Work to do.
Take the material and output all of it exactly.

Task material.
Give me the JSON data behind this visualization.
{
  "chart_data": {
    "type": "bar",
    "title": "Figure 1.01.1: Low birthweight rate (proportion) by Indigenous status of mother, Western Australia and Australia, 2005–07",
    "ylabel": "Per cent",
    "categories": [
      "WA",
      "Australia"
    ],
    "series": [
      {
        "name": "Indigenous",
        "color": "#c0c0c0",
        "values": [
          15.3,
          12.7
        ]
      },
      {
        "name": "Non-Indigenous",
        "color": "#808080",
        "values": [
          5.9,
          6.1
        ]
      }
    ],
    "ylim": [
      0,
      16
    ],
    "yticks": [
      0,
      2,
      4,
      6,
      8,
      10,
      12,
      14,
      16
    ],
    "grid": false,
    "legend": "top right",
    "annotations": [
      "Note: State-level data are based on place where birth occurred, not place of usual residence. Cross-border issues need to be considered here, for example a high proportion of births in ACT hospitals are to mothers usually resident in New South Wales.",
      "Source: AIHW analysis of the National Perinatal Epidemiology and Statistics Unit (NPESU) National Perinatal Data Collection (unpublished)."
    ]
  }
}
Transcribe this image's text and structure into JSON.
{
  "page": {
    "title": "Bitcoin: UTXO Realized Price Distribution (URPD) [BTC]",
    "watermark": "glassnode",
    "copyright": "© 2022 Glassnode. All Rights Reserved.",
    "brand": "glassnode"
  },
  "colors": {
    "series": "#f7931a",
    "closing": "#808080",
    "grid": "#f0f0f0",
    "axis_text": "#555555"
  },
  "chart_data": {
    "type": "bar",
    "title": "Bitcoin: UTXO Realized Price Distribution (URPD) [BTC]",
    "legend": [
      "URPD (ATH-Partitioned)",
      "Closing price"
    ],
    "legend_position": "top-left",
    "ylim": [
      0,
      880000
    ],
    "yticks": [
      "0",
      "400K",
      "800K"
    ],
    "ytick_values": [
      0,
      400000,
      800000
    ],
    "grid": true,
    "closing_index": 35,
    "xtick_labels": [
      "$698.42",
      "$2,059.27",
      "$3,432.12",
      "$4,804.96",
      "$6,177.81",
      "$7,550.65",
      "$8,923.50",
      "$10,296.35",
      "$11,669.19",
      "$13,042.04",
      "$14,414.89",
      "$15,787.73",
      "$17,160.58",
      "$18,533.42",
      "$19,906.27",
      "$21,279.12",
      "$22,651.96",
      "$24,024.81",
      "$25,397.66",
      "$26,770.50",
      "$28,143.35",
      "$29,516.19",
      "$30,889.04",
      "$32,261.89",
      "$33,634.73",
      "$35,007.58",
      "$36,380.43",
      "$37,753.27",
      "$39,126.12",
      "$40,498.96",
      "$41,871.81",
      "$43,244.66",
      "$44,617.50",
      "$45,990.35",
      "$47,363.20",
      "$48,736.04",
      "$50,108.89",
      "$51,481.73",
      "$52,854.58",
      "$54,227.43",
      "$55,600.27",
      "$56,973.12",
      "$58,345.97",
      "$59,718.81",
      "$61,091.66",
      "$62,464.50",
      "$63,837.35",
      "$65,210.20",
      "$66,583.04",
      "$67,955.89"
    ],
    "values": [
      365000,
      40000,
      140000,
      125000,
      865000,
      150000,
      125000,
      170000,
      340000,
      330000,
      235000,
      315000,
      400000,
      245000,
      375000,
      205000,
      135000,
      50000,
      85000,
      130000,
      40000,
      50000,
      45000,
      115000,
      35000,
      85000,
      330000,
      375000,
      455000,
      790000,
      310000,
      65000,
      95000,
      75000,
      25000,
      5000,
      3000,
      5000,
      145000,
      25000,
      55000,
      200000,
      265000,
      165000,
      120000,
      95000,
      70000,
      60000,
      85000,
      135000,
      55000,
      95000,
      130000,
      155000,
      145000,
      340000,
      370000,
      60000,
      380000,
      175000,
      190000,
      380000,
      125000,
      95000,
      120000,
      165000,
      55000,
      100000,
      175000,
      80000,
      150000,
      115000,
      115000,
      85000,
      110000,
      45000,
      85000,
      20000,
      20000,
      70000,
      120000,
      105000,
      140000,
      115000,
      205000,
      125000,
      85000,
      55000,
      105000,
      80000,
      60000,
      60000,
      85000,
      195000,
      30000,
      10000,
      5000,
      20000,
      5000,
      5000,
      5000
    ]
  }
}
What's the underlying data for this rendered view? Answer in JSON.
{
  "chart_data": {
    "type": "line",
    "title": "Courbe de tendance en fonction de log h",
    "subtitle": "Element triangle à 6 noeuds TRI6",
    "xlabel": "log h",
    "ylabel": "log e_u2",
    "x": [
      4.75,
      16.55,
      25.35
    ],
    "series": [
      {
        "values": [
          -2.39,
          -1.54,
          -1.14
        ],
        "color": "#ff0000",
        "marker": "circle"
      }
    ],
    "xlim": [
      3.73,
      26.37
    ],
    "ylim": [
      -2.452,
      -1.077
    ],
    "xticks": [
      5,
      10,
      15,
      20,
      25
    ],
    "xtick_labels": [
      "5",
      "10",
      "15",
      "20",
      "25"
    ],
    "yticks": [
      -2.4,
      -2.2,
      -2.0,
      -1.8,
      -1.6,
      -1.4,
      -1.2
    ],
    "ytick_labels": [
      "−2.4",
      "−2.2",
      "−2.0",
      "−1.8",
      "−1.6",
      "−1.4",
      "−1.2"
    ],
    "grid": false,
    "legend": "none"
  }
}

Worked answer.
Give me the JSON data behind this visualization.
{
  "chart_data": {
    "type": "bar",
    "title": "Figure 1.01.1: Low birthweight rate (proportion) by Indigenous status of mother, Western Australia and Australia, 2005–07",
    "ylabel": "Per cent",
    "categories": [
      "WA",
      "Australia"
    ],
    "series": [
      {
        "name": "Indigenous",
        "color": "#c0c0c0",
        "values": [
          15.3,
          12.7
        ]
      },
      {
        "name": "Non-Indigenous",
        "color": "#808080",
        "values": [
          5.9,
          6.1
        ]
      }
    ],
    "ylim": [
      0,
      16
    ],
    "yticks": [
      0,
      2,
      4,
      6,
      8,
      10,
      12,
      14,
      16
    ],
    "grid": false,
    "legend": "top right",
    "annotations": [
      "Note: State-level data are based on place where birth occurred, not place of usual residence. Cross-border issues need to be considered here, for example a high proportion of births in ACT hospitals are to mothers usually resident in New South Wales.",
      "Source: AIHW analysis of the National Perinatal Epidemiology and Statistics Unit (NPESU) National Perinatal Data Collection (unpublished)."
    ]
  }
}
Transcribe this image's text and structure into JSON.
{
  "page": {
    "title": "Bitcoin: UTXO Realized Price Distribution (URPD) [BTC]",
    "watermark": "glassnode",
    "copyright": "© 2022 Glassnode. All Rights Reserved.",
    "brand": "glassnode"
  },
  "colors": {
    "series": "#f7931a",
    "closing": "#808080",
    "grid": "#f0f0f0",
    "axis_text": "#555555"
  },
  "chart_data": {
    "type": "bar",
    "title": "Bitcoin: UTXO Realized Price Distribution (URPD) [BTC]",
    "legend": [
      "URPD (ATH-Partitioned)",
      "Closing price"
    ],
    "legend_position": "top-left",
    "ylim": [
      0,
      880000
    ],
    "yticks": [
      "0",
      "400K",
      "800K"
    ],
    "ytick_values": [
      0,
      400000,
      800000
    ],
    "grid": true,
    "closing_index": 35,
    "xtick_labels": [
      "$698.42",
      "$2,059.27",
      "$3,432.12",
      "$4,804.96",
      "$6,177.81",
      "$7,550.65",
      "$8,923.50",
      "$10,296.35",
      "$11,669.19",
      "$13,042.04",
      "$14,414.89",
      "$15,787.73",
      "$17,160.58",
      "$18,533.42",
      "$19,906.27",
      "$21,279.12",
      "$22,651.96",
      "$24,024.81",
      "$25,397.66",
      "$26,770.50",
      "$28,143.35",
      "$29,516.19",
      "$30,889.04",
      "$32,261.89",
      "$33,634.73",
      "$35,007.58",
      "$36,380.43",
      "$37,753.27",
      "$39,126.12",
      "$40,498.96",
      "$41,871.81",
      "$43,244.66",
      "$44,617.50",
      "$45,990.35",
      "$47,363.20",
      "$48,736.04",
      "$50,108.89",
      "$51,481.73",
      "$52,854.58",
      "$54,227.43",
      "$55,600.27",
      "$56,973.12",
      "$58,345.97",
      "$59,718.81",
      "$61,091.66",
      "$62,464.50",
      "$63,837.35",
      "$65,210.20",
      "$66,583.04",
      "$67,955.89"
    ],
    "values": [
      365000,
      40000,
      140000,
      125000,
      865000,
      150000,
      125000,
      170000,
      340000,
      330000,
      235000,
      315000,
      400000,
      245000,
      375000,
      205000,
      135000,
      50000,
      85000,
      130000,
      40000,
      50000,
      45000,
      115000,
      35000,
      85000,
      330000,
      375000,
      455000,
      790000,
      310000,
      65000,
      95000,
      75000,
      25000,
      5000,
      3000,
      5000,
      145000,
      25000,
      55000,
      200000,
      265000,
      165000,
      120000,
      95000,
      70000,
      60000,
      85000,
      135000,
      55000,
      95000,
      130000,
      155000,
      145000,
      340000,
      370000,
      60000,
      380000,
      175000,
      190000,
      380000,
      125000,
      95000,
      120000,
      165000,
      55000,
      100000,
      175000,
      80000,
      150000,
      115000,
      115000,
      85000,
      110000,
      45000,
      85000,
      20000,
      20000,
      70000,
      120000,
      105000,
      140000,
      115000,
      205000,
      125000,
      85000,
      55000,
      105000,
      80000,
      60000,
      60000,
      85000,
      195000,
      30000,
      10000,
      5000,
      20000,
      5000,
      5000,
      5000
    ]
  }
}
What's the underlying data for this rendered view? Answer in JSON.
{
  "chart_data": {
    "type": "line",
    "title": "Courbe de tendance en fonction de log h",
    "subtitle": "Element triangle à 6 noeuds TRI6",
    "xlabel": "log h",
    "ylabel": "log e_u2",
    "x": [
      4.75,
      16.55,
      25.35
    ],
    "series": [
      {
        "values": [
          -2.39,
          -1.54,
          -1.14
        ],
        "color": "#ff0000",
        "marker": "circle"
      }
    ],
    "xlim": [
      3.73,
      26.37
    ],
    "ylim": [
      -2.452,
      -1.077
    ],
    "xticks": [
      5,
      10,
      15,
      20,
      25
    ],
    "xtick_labels": [
      "5",
      "10",
      "15",
      "20",
      "25"
    ],
    "yticks": [
      -2.4,
      -2.2,
      -2.0,
      -1.8,
      -1.6,
      -1.4,
      -1.2
    ],
    "ytick_labels": [
      "−2.4",
      "−2.2",
      "−2.0",
      "−1.8",
      "−1.6",
      "−1.4",
      "−1.2"
    ],
    "grid": false,
    "legend": "none"
  }
}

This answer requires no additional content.